Please convert the lines of the records between the line containing "table-row[interactable]: Drink Alcoholic ... 2014" and the line containing "map-label-honduras: Honduras [484, 570, 532, 582]", inclusive, into a Markdown table with the columns Row and Line, skipping any blank lines.

========================================================================

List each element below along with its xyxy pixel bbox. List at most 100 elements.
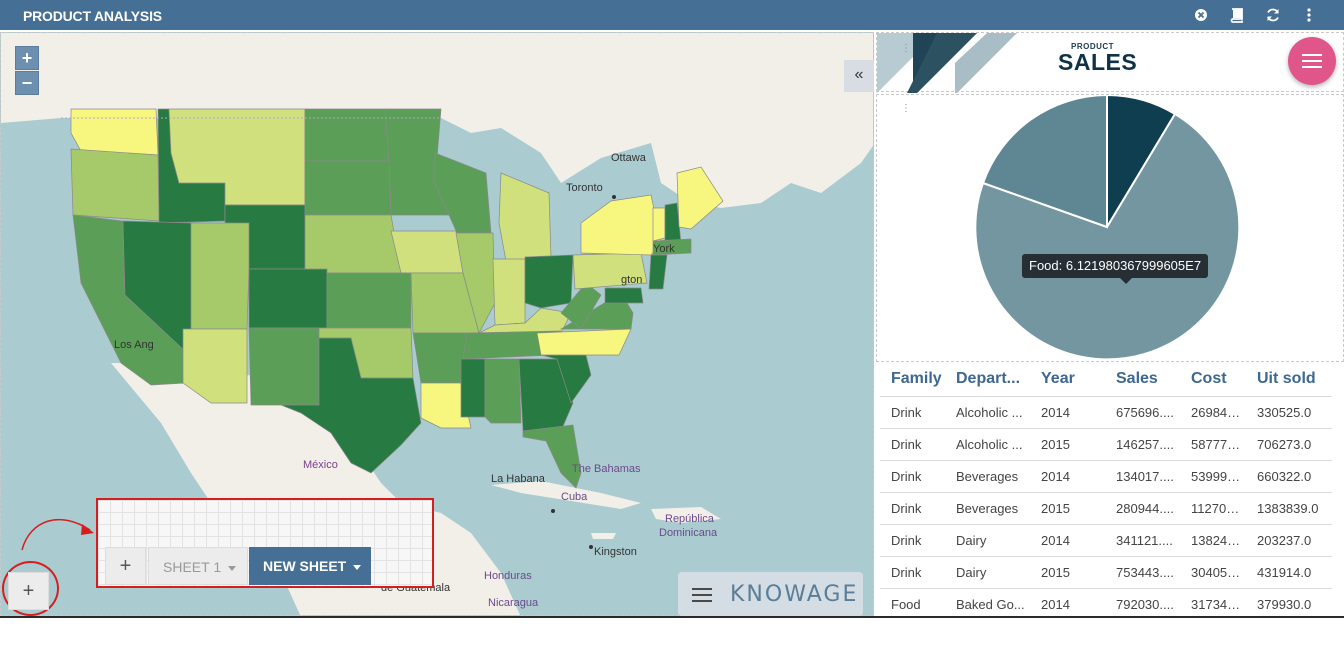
table-row[interactable]: Drink Alcoholic ... 2014 675696.... 2698… [880, 396, 1332, 429]
table-cell: 792030.... [1105, 588, 1180, 616]
pie-chart-widget[interactable]: ⋮ [876, 94, 1344, 362]
table-cell: Baked Go... [945, 588, 1030, 616]
table-cell: 2014 [1030, 396, 1105, 429]
column-header-units-sold[interactable]: Uit sold [1246, 362, 1332, 397]
table-cell: 341121.... [1105, 524, 1180, 557]
page-bottom-border [0, 616, 1344, 618]
table-cell: 317342.... [1180, 588, 1246, 616]
table-cell: 379930.0 [1246, 588, 1332, 616]
sales-table[interactable]: Family Depart... Year Sales Cost Uit sol… [880, 362, 1336, 616]
banner-title: SALES [1058, 49, 1138, 75]
table-cell: 134017.... [1105, 460, 1180, 493]
table-cell: 706273.0 [1246, 428, 1332, 461]
table-cell: 753443.... [1105, 556, 1180, 589]
map-label-ottawa: Ottawa [611, 152, 646, 164]
table-row[interactable]: Drink Beverages 2014 134017.... 539991..… [880, 460, 1332, 493]
map-label-honduras: Honduras [484, 570, 532, 582]
map-label-dominicana: Dominicana [659, 527, 718, 539]
knowage-bar: KNOWAGE [678, 572, 863, 616]
table-cell: Dairy [945, 524, 1030, 557]
collapse-panel-button[interactable]: « [844, 60, 874, 92]
table-cell: Drink [880, 428, 945, 461]
column-header-cost[interactable]: Cost [1180, 362, 1246, 397]
map-label-toronto: Toronto [566, 182, 603, 194]
column-header-year[interactable]: Year [1030, 362, 1105, 397]
table-cell: 2014 [1030, 524, 1105, 557]
hamburger-menu-icon[interactable] [692, 584, 712, 606]
zoom-in-button[interactable]: + [15, 46, 39, 70]
table-row[interactable]: Drink Dairy 2015 753443.... 304054.... 4… [880, 556, 1332, 589]
table-cell: 146257.... [1105, 428, 1180, 461]
table-row[interactable]: Drink Alcoholic ... 2015 146257.... 5877… [880, 428, 1332, 461]
table-cell: Dairy [945, 556, 1030, 589]
table-cell: 539991.... [1180, 460, 1246, 493]
zoom-out-button[interactable]: − [15, 71, 39, 95]
table-cell: Beverages [945, 492, 1030, 525]
map-label-nicaragua: Nicaragua [488, 597, 539, 609]
chevron-down-icon [228, 565, 237, 571]
table-cell: 2015 [1030, 428, 1105, 461]
map-label-la-habana: La Habana [491, 473, 545, 485]
table-cell: 330525.0 [1246, 396, 1332, 429]
table-cell: 269840.... [1180, 396, 1246, 429]
map-label-mexico: México [303, 459, 338, 471]
tab-sheet-1[interactable]: SHEET 1 [148, 547, 248, 585]
table-cell: 112701.... [1180, 492, 1246, 525]
book-icon[interactable] [1228, 6, 1246, 24]
dashboard: PRODUCT ANALYSIS + − Ottawa Toronto York… [0, 0, 1344, 650]
table-cell: Drink [880, 556, 945, 589]
table-cell: Alcoholic ... [945, 396, 1030, 429]
table-cell: 2014 [1030, 460, 1105, 493]
table-cell: 431914.0 [1246, 556, 1332, 589]
table-cell: 675696.... [1105, 396, 1180, 429]
table-cell: 660322.0 [1246, 460, 1332, 493]
table-cell: Drink [880, 396, 945, 429]
knowage-logo: KNOWAGE [730, 582, 859, 607]
map-label-los-angeles: Los Ang [114, 339, 154, 351]
banner-stripes-graphic [877, 33, 1017, 93]
map-label-republica: República [665, 513, 714, 525]
table-cell: 2014 [1030, 588, 1105, 616]
table-cell: 1383839.0 [1246, 492, 1332, 525]
map-label-bahamas: The Bahamas [572, 463, 641, 475]
product-sales-banner: PRODUCT SALES ⋮ [876, 32, 1344, 93]
table-cell: Alcoholic ... [945, 428, 1030, 461]
close-circle-icon[interactable] [1192, 6, 1210, 24]
refresh-icon[interactable] [1264, 6, 1282, 24]
table-cell: Drink [880, 492, 945, 525]
more-vert-icon[interactable] [1300, 6, 1318, 24]
table-cell: 587773.... [1180, 428, 1246, 461]
table-row[interactable]: Drink Dairy 2014 341121.... 138243.... 2… [880, 524, 1332, 557]
title-bar: PRODUCT ANALYSIS [0, 0, 1344, 30]
pie-tooltip: Food: 6.121980367999605E7 [1022, 254, 1209, 284]
pie-chart[interactable] [877, 95, 1344, 363]
drag-handle-icon[interactable]: ⋮ [901, 44, 911, 54]
table-cell: 138243.... [1180, 524, 1246, 557]
map-label-washington: gton [621, 274, 643, 286]
tab-new-sheet-label: NEW SHEET [263, 558, 347, 574]
table-cell: Drink [880, 460, 945, 493]
tab-sheet-1-label: SHEET 1 [163, 559, 222, 575]
column-header-department[interactable]: Depart... [945, 362, 1030, 397]
table-row[interactable]: Food Baked Go... 2014 792030.... 317342.… [880, 588, 1332, 616]
table-cell: 304054.... [1180, 556, 1246, 589]
table-cell: Beverages [945, 460, 1030, 493]
chevron-down-icon [353, 564, 362, 570]
map-label-new-york: York [653, 243, 675, 255]
table-cell: Drink [880, 524, 945, 557]
tab-new-sheet[interactable]: NEW SHEET [249, 547, 371, 585]
annotation-arrow [21, 519, 94, 551]
table-cell: Food [880, 588, 945, 616]
table-cell: 280944.... [1105, 492, 1180, 525]
table-cell: 2015 [1030, 492, 1105, 525]
add-sheet-button[interactable]: + [8, 572, 49, 610]
table-header-row: Family Depart... Year Sales Cost Uit sol… [880, 362, 1332, 397]
main-menu-button[interactable] [1288, 37, 1336, 85]
map-label-cuba: Cuba [561, 491, 588, 503]
column-header-sales[interactable]: Sales [1105, 362, 1180, 397]
column-header-family[interactable]: Family [880, 362, 945, 397]
map-label-kingston: Kingston [594, 546, 637, 558]
table-cell: 203237.0 [1246, 524, 1332, 557]
add-sheet-tab-button[interactable]: + [105, 547, 146, 585]
table-row[interactable]: Drink Beverages 2015 280944.... 112701..… [880, 492, 1332, 525]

========================================================================

ANSWER TO THE TASK:
| Row | Line |
|---|---|
| 1 | table-row[interactable]: Drink Alcoholic ... 2014 675696.... 2698… [880, 396, 1332, 429] |
| 2 | table-cell: 792030.... [1105, 588, 1180, 616] |
| 3 | pie-chart-widget[interactable]: ⋮ [876, 94, 1344, 362] |
| 4 | table-cell: Baked Go... [945, 588, 1030, 616] |
| 5 | table-cell: 2014 [1030, 396, 1105, 429] |
| 6 | column-header-units-sold[interactable]: Uit sold [1246, 362, 1332, 397] |
| 7 | table-cell: 341121.... [1105, 524, 1180, 557] |
| 8 | page-bottom-border [0, 616, 1344, 618] |
| 9 | table-cell: 317342.... [1180, 588, 1246, 616] |
| 10 | table-cell: 379930.0 [1246, 588, 1332, 616] |
| 11 | sales-table[interactable]: Family Depart... Year Sales Cost Uit sol… [880, 362, 1336, 616] |
| 12 | banner-title: SALES [1058, 49, 1138, 75] |
| 13 | table-cell: 134017.... [1105, 460, 1180, 493] |
| 14 | table-cell: 706273.0 [1246, 428, 1332, 461] |
| 15 | table-cell: 753443.... [1105, 556, 1180, 589] |
| 16 | map-label-ottawa: Ottawa [611, 152, 646, 164] |
| 17 | table-row[interactable]: Drink Beverages 2014 134017.... 539991..… [880, 460, 1332, 493] |
| 18 | map-label-honduras: Honduras [484, 570, 532, 582] |